- WHAT IS BEING ASKED:
Can you retype every record below exactly as written?

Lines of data
+-------+
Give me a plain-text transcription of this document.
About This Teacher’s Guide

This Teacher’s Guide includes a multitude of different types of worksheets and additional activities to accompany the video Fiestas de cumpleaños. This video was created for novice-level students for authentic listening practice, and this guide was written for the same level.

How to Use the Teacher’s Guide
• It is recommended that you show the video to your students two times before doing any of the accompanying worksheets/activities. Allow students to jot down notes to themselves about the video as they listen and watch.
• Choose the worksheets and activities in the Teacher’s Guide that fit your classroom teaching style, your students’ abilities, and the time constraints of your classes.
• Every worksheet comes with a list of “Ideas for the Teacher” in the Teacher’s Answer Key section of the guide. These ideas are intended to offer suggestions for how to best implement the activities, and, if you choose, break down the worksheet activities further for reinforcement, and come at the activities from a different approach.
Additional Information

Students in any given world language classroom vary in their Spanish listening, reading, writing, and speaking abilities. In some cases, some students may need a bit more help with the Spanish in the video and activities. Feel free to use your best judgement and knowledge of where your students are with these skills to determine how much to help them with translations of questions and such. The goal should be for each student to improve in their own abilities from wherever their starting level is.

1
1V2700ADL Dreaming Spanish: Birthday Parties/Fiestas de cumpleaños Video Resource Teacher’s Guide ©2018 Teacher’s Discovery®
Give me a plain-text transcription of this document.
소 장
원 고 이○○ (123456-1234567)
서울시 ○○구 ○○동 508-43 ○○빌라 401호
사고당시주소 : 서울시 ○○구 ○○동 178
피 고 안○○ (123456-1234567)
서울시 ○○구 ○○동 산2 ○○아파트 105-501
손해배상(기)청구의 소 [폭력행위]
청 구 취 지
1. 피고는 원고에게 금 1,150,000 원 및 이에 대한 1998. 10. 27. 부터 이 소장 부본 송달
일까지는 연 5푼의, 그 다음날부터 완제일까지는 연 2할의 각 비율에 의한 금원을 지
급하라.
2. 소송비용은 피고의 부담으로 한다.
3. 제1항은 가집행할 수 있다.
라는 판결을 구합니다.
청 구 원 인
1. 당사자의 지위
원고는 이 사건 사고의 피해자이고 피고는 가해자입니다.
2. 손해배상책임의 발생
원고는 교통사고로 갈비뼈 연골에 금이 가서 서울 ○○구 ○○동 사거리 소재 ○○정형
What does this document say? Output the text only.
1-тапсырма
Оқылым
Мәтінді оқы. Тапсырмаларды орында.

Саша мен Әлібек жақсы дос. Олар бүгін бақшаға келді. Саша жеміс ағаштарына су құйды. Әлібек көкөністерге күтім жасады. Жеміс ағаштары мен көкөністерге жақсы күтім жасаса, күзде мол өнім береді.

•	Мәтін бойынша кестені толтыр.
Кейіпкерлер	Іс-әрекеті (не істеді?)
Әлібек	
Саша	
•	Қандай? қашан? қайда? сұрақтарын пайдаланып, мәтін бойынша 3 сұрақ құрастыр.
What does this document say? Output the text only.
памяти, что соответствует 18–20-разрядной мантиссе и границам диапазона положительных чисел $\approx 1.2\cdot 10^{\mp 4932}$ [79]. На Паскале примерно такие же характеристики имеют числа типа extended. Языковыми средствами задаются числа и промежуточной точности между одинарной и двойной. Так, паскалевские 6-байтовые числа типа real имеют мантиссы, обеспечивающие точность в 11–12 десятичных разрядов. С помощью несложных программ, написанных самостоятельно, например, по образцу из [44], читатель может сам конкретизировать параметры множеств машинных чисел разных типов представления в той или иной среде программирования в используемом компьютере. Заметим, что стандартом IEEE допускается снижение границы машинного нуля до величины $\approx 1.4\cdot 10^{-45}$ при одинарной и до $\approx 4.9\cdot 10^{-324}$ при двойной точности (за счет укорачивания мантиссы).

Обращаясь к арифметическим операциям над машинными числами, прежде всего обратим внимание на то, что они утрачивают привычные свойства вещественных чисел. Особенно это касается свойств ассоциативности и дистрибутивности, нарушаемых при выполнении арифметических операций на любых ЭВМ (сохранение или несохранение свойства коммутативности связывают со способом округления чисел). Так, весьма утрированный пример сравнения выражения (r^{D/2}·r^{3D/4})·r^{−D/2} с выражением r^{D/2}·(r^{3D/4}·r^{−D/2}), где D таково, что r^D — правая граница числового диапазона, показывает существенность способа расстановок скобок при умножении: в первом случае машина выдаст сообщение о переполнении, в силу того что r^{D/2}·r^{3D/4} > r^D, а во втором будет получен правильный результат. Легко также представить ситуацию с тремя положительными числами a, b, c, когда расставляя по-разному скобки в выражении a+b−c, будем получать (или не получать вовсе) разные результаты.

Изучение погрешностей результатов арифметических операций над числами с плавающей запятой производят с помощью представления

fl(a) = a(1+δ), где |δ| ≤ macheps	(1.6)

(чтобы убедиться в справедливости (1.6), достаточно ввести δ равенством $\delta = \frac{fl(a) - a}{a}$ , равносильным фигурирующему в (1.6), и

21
+-------+
- SOLUTION:
Give me a plain-text transcription of this document.
About This Teacher’s Guide

This Teacher’s Guide includes a multitude of different types of worksheets and additional activities to accompany the video Fiestas de cumpleaños. This video was created for novice-level students for authentic listening practice, and this guide was written for the same level.

How to Use the Teacher’s Guide
• It is recommended that you show the video to your students two times before doing any of the accompanying worksheets/activities. Allow students to jot down notes to themselves about the video as they listen and watch.
• Choose the worksheets and activities in the Teacher’s Guide that fit your classroom teaching style, your students’ abilities, and the time constraints of your classes.
• Every worksheet comes with a list of “Ideas for the Teacher” in the Teacher’s Answer Key section of the guide. These ideas are intended to offer suggestions for how to best implement the activities, and, if you choose, break down the worksheet activities further for reinforcement, and come at the activities from a different approach.
Additional Information

Students in any given world language classroom vary in their Spanish listening, reading, writing, and speaking abilities. In some cases, some students may need a bit more help with the Spanish in the video and activities. Feel free to use your best judgement and knowledge of where your students are with these skills to determine how much to help them with translations of questions and such. The goal should be for each student to improve in their own abilities from wherever their starting level is.

1
1V2700ADL Dreaming Spanish: Birthday Parties/Fiestas de cumpleaños Video Resource Teacher’s Guide ©2018 Teacher’s Discovery®
Give me a plain-text transcription of this document.
소 장
원 고 이○○ (123456-1234567)
서울시 ○○구 ○○동 508-43 ○○빌라 401호
사고당시주소 : 서울시 ○○구 ○○동 178
피 고 안○○ (123456-1234567)
서울시 ○○구 ○○동 산2 ○○아파트 105-501
손해배상(기)청구의 소 [폭력행위]
청 구 취 지
1. 피고는 원고에게 금 1,150,000 원 및 이에 대한 1998. 10. 27. 부터 이 소장 부본 송달
일까지는 연 5푼의, 그 다음날부터 완제일까지는 연 2할의 각 비율에 의한 금원을 지
급하라.
2. 소송비용은 피고의 부담으로 한다.
3. 제1항은 가집행할 수 있다.
라는 판결을 구합니다.
청 구 원 인
1. 당사자의 지위
원고는 이 사건 사고의 피해자이고 피고는 가해자입니다.
2. 손해배상책임의 발생
원고는 교통사고로 갈비뼈 연골에 금이 가서 서울 ○○구 ○○동 사거리 소재 ○○정형
What does this document say? Output the text only.
1-тапсырма
Оқылым
Мәтінді оқы. Тапсырмаларды орында.

Саша мен Әлібек жақсы дос. Олар бүгін бақшаға келді. Саша жеміс ағаштарына су құйды. Әлібек көкөністерге күтім жасады. Жеміс ағаштары мен көкөністерге жақсы күтім жасаса, күзде мол өнім береді.

•	Мәтін бойынша кестені толтыр.
Кейіпкерлер	Іс-әрекеті (не істеді?)
Әлібек	
Саша	
•	Қандай? қашан? қайда? сұрақтарын пайдаланып, мәтін бойынша 3 сұрақ құрастыр.
What does this document say? Output the text only.
памяти, что соответствует 18–20-разрядной мантиссе и границам диапазона положительных чисел $\approx 1.2\cdot 10^{\mp 4932}$ [79]. На Паскале примерно такие же характеристики имеют числа типа extended. Языковыми средствами задаются числа и промежуточной точности между одинарной и двойной. Так, паскалевские 6-байтовые числа типа real имеют мантиссы, обеспечивающие точность в 11–12 десятичных разрядов. С помощью несложных программ, написанных самостоятельно, например, по образцу из [44], читатель может сам конкретизировать параметры множеств машинных чисел разных типов представления в той или иной среде программирования в используемом компьютере. Заметим, что стандартом IEEE допускается снижение границы машинного нуля до величины $\approx 1.4\cdot 10^{-45}$ при одинарной и до $\approx 4.9\cdot 10^{-324}$ при двойной точности (за счет укорачивания мантиссы).

Обращаясь к арифметическим операциям над машинными числами, прежде всего обратим внимание на то, что они утрачивают привычные свойства вещественных чисел. Особенно это касается свойств ассоциативности и дистрибутивности, нарушаемых при выполнении арифметических операций на любых ЭВМ (сохранение или несохранение свойства коммутативности связывают со способом округления чисел). Так, весьма утрированный пример сравнения выражения (r^{D/2}·r^{3D/4})·r^{−D/2} с выражением r^{D/2}·(r^{3D/4}·r^{−D/2}), где D таково, что r^D — правая граница числового диапазона, показывает существенность способа расстановок скобок при умножении: в первом случае машина выдаст сообщение о переполнении, в силу того что r^{D/2}·r^{3D/4} > r^D, а во втором будет получен правильный результат. Легко также представить ситуацию с тремя положительными числами a, b, c, когда расставляя по-разному скобки в выражении a+b−c, будем получать (или не получать вовсе) разные результаты.

Изучение погрешностей результатов арифметических операций над числами с плавающей запятой производят с помощью представления

fl(a) = a(1+δ), где |δ| ≤ macheps	(1.6)

(чтобы убедиться в справедливости (1.6), достаточно ввести δ равенством $\delta = \frac{fl(a) - a}{a}$ , равносильным фигурирующему в (1.6), и

21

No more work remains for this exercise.